▶ _Bacaan_:
Opini  

Pemerintah Masih Belum Sepenuh Hati Perhatikan Kesejahteraan Guru

Oleh: Sucirahmatia

____________________

HEBOH soal tunjangan tugas tambahan (TUTA) bagi guru yang dicoret dari Anggaran Pendapatan dan Belanja Daerah (APBD) murni tahun 2025 di Banten. Sejak Januari hingga Juni, Pemerintah Provinsi Banten belum membayarkan tunjangan penting ini kepada ribuan guru yang menjadi tulang punggung pendidikan di daerah tersebut. Pencoretan TUTA ini telah mengganggu kesejahteraan guru, menurunkan semangat, bahkan memicu aksi massa. Kabar ini membuat banyak guru merasa terancam hidupnya. Guru berusaha melakukan beberapa upaya untuk dapat mengembalikan cairnya TUTA guru tersebut, bahkan ada yang merencanakan turun ke jalan demi memperjuangkan hak yang seharusnya mereka terima. Kejadian ini adalah gambaran nasib guru dalam sistem saat ini, dimana kesejahteraaan guru masih belum terpenuhi.

Dalam sistem hari ini, kesejahteraan guru masih menjadi PR bagi pemerintah daerah dan pusat. Pemenuhan kesejahteraan ini tentu membutuhkan perhatian serius dari pemerintah. Penggajian guru erat dengan ketersediaan sumber dana negara. Sudah seharusnya pemerintah menjadikan kesejahteraan guru sebagai prioritas utama. Karena guru adalah sosok penting dalam dunia pendidikan, yang mendidik generasi unggul berkualitas. Mereka digambarkan sebagai pahlawan tanpa tanda jasa yang rela berjuang demi mencerdaskan anak bangsa.

Namun, jasa dan perjuangannya tidak diperhatikan negara. Negara abai terhadap kesejahteraan guru. Masih banyak guru di negeri ini yang hidup dalam kondisi yang memprihatinkan. Banyak dari mereka yang menerima gaji rendah. Sehingga mereka harus mencari pekerjaan tambahan, mengajar di banyak tempat, bahkan ada yang membuka usaha sampingan hanya untuk menutupi kebutuhan hidup yang terus membengkak. Bagaimana guru bisa fokus mendidik anak didik jika pikiran mereka masih bercabang mencari sampingan. Apalagi di zaman sekarang biaya hidup semakin hari semakin mahal. Hal ini menunjukkan lemahnya perhatian negara terhadap kesejahteraan guru.

▶ _Daftar Materi_:
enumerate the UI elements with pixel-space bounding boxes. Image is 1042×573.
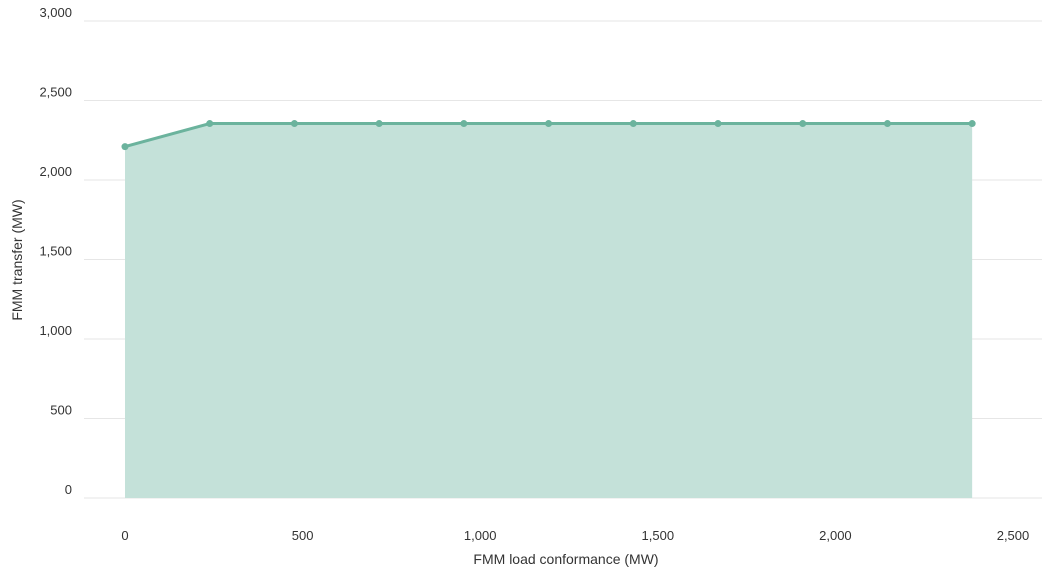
- y-tick-label: 1,000: [39, 323, 72, 338]
- y-tick-label: 0: [65, 482, 72, 497]
- y-tick-label: 1,500: [39, 244, 72, 259]
- area-layer: [125, 123, 973, 499]
- data-point[interactable]: [206, 120, 214, 128]
- data-point[interactable]: [290, 120, 298, 128]
- data-point[interactable]: [799, 120, 807, 128]
- point-layer: [121, 120, 976, 151]
- data-point[interactable]: [968, 120, 976, 128]
- data-point[interactable]: [121, 143, 129, 151]
- y-tick-label: 2,000: [39, 164, 72, 179]
- data-point[interactable]: [714, 120, 722, 128]
- y-axis-ticks: 0 500 1,000 1,500 2,000 2,500 3,000: [39, 5, 72, 497]
- x-tick-label: 2,500: [997, 528, 1030, 543]
- x-tick-label: 0: [121, 528, 128, 543]
- data-point[interactable]: [460, 120, 468, 128]
- y-tick-label: 500: [50, 403, 72, 418]
- data-point[interactable]: [883, 120, 891, 128]
- x-axis-title: FMM load conformance (MW): [473, 551, 658, 567]
- x-tick-label: 500: [292, 528, 314, 543]
- x-axis-ticks: 0 500 1,000 1,500 2,000 2,500: [121, 528, 1029, 543]
- y-tick-label: 2,500: [39, 85, 72, 100]
- y-axis-title: FMM transfer (MW): [9, 199, 25, 320]
- y-tick-label: 3,000: [39, 5, 72, 20]
- data-point[interactable]: [375, 120, 383, 128]
- series-area: [125, 123, 973, 499]
- x-tick-label: 2,000: [819, 528, 852, 543]
- x-tick-label: 1,000: [464, 528, 497, 543]
- data-point[interactable]: [545, 120, 553, 128]
- data-point[interactable]: [629, 120, 637, 128]
- x-tick-label: 1,500: [642, 528, 675, 543]
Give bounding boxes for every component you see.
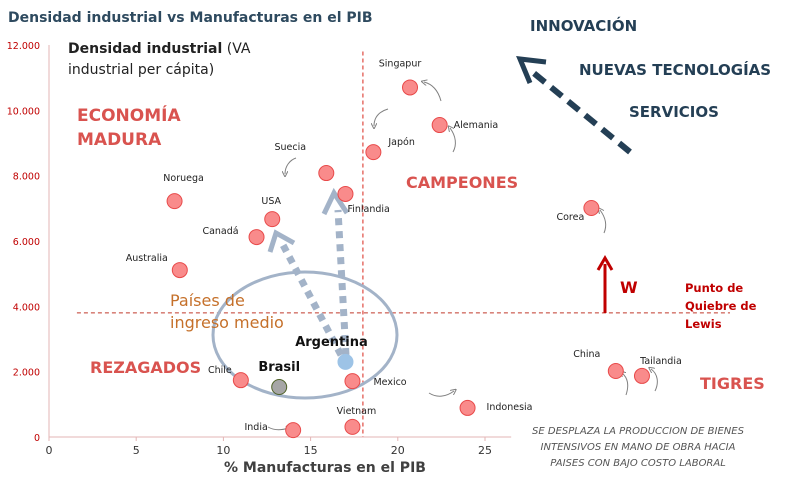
annotations: Densidad industrial (VA industrial per c… [68,16,771,469]
point-argentina [337,353,354,370]
trajectory-arrows [267,187,350,357]
argentina-to-finlandia-arrow [334,209,350,356]
point-label-singapur: Singapur [379,58,422,69]
label-lewis: Punto de [685,281,743,295]
x-tick-label: 15 [304,444,318,457]
arrowhead-icon [516,56,547,84]
point-label-mexico: Mexico [373,377,406,388]
point-alemania [431,117,448,134]
point-japon [365,144,382,161]
point-vietnam [344,418,361,435]
point-india [285,422,302,439]
x-tick-label: 20 [391,444,405,457]
x-tick-label: 25 [478,444,492,457]
note-line-3: PAISES CON BAJO COSTO LABORAL [550,458,726,469]
point-label-tailandia: Tailandia [639,356,682,367]
label-innovacion: INNOVACIÓN [530,16,637,35]
label-w: W [620,278,638,297]
chart-title: Densidad industrial vs Manufacturas en e… [8,10,373,26]
reference-lines [76,51,730,437]
y-tick-label: 4.000 [13,302,40,313]
data-points: Singapur Alemania Japón Suecia Finlandia Noru… [126,58,682,439]
label-lewis-2: Quiebre de [685,299,757,313]
x-tick-label: 10 [216,444,230,457]
point-label-corea: Corea [556,212,584,223]
point-label-argentina: Argentina [295,335,368,350]
point-label-alemania: Alemania [454,120,499,131]
label-paises-ingreso-medio-2: ingreso medio [170,313,284,332]
point-label-suecia: Suecia [274,142,306,153]
label-rezagados: REZAGADOS [90,358,201,377]
y-tick-label: 10.000 [7,106,40,117]
point-indonesia [459,399,476,416]
point-china [607,363,624,380]
point-label-china: China [573,349,600,360]
point-chile [232,372,249,389]
x-tick-label: 0 [46,444,53,457]
point-suecia [318,165,335,182]
y-tick-label: 2.000 [13,368,40,379]
label-paises-ingreso-medio: Países de [170,291,245,310]
point-label-indonesia: Indonesia [487,402,533,413]
arrowhead-icon [267,229,296,253]
label-economia-madura-2: MADURA [77,130,162,150]
y-axis-label: Densidad industrial (VA [68,41,251,57]
point-label-finlandia: Finlandia [347,204,389,215]
label-economia-madura: ECONOMÍA [77,104,181,126]
point-label-chile: Chile [208,365,232,376]
point-finlandia [337,185,354,202]
x-tick-label: 5 [133,444,140,457]
label-campeones: CAMPEONES [406,173,518,192]
innovation-arrow [516,56,632,155]
point-usa [264,211,281,228]
x-axis-label: % Manufacturas en el PIB [224,460,426,476]
movement-arrows [267,82,658,430]
point-noruega [166,193,183,210]
point-tailandia [633,367,650,384]
y-tick-label: 8.000 [13,172,40,183]
label-nuevas-tecnologias: NUEVAS TECNOLOGÍAS [579,60,771,79]
point-singapur [402,79,419,96]
y-tick-label: 6.000 [13,237,40,248]
note-line-1: SE DESPLAZA LA PRODUCCION DE BIENES [532,426,745,437]
arrowhead-icon [321,187,350,216]
label-servicios: SERVICIOS [629,103,719,121]
y-axis-label-line2: industrial per cápita) [68,62,214,78]
y-tick-label: 0 [34,433,40,444]
label-lewis-3: Lewis [685,317,722,331]
point-label-canada: Canadá [202,226,238,237]
point-label-india: India [244,422,267,433]
axes: 0 5 10 15 20 25 0 2.000 4.000 6.000 8.000 10.000 12.… [7,41,512,457]
point-label-noruega: Noruega [163,173,204,184]
point-label-japon: Japón [387,137,415,148]
middle-income-ellipse [211,270,399,400]
wage-arrow [596,255,614,313]
label-tigres: TIGRES [700,374,765,393]
point-label-vietnam: Vietnam [337,406,377,417]
point-mexico [344,373,361,390]
point-label-usa: USA [261,196,281,207]
point-label-brasil: Brasil [258,360,300,375]
point-label-australia: Australia [126,253,168,264]
point-canada [248,229,265,246]
point-corea [583,200,600,217]
point-australia [171,262,188,279]
point-brasil [271,379,288,396]
y-tick-label: 12.000 [7,41,40,52]
note-line-2: INTENSIVOS EN MANO DE OBRA HACIA [541,442,736,453]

▶ _Daftar Tugas_:
- 1) Dalam bacaan tentang kesejahteraan guru, selama bulan apa saja Pemerintah Provinsi Banten belum membayarkan tunjangan tugas tambahan kepada para guru?
- 2) Teruskan bacaan tentang kesejahteraan guru, mulai setelah kalimat terakhirnya.

▶ _Hasil Jawaban_:
- 1) Sejak Januari hingga Juni.

- 2)
Kebijakan seperti ini lahir karena guru dianggap sama seperti profesi lainnya, hanya sebagai pekerja yang digaji atas jasa. Pemerintah melihat guru bukan sebagai profesi mulia yang punya peran strategis dalam membangun bangsa, melainkan hanya sebagai pekerja biasa yang dibayar untuk melakukan tugas tertentu. Padahal, tugas mereka jauh lebih berat dari sekadar mengajar, mereka mendidik, membentuk karakter, dan membangun peradaban. Di sisi lain, negara tidak sepenuhnya mengurusi pendidikan, namun juga menyerahkan kepada pihak swasta. Akibatnya, banyak sekolah dikelola dengan prinsip bisnis dan orientasi keuntungan, bukan murni pelayanan publik. Belum lagi sistem keuangan dalam sistem kapitalisme yang banyak menggantungkan kepada utang, sehingga gaji besar dirasakan membebani negara.

Berbeda dengan sistem pendidikan Islam yang mampu memberikan kesejahteraan kepada guru. Guru dalam Islam sangat dihargai dan dihormati. Guru memiliki peran strategis dalam membina generasi dan memajukan peradaban bangsa. Dalam sejarah Islam, para guru, ulama, dan pendidik selalu diberikan fasilitas terbaik dan penghormatan tinggi. Negara Islam tidak menganggap guru sebagai beban anggaran, tetapi sebagai aset penting dalam membangun peradaban. Karena itu, negara memberikan perhatian penuh terhadap kesejahteraan guru, termasuk memberikan gaji yang layak dan memadai.

Negara Islam mampu memberikan gaji tinggi kepada guru karena negara Islam memiliki sumber pemasukan yang beragam dan dalam jumlah besar. Semua sumber daya ini dikelola oleh negara untuk kemaslahatan rakyat, termasuk pendidikan. Hal ini tak dapat dilepaskan dengan sistem ekonomi Islam yang menentukan beragam sumber pemasukan termasuk dari pengelolaan sumber daya alam yang dalam Islam merupakan kepemilikan umum yang dikelola negara.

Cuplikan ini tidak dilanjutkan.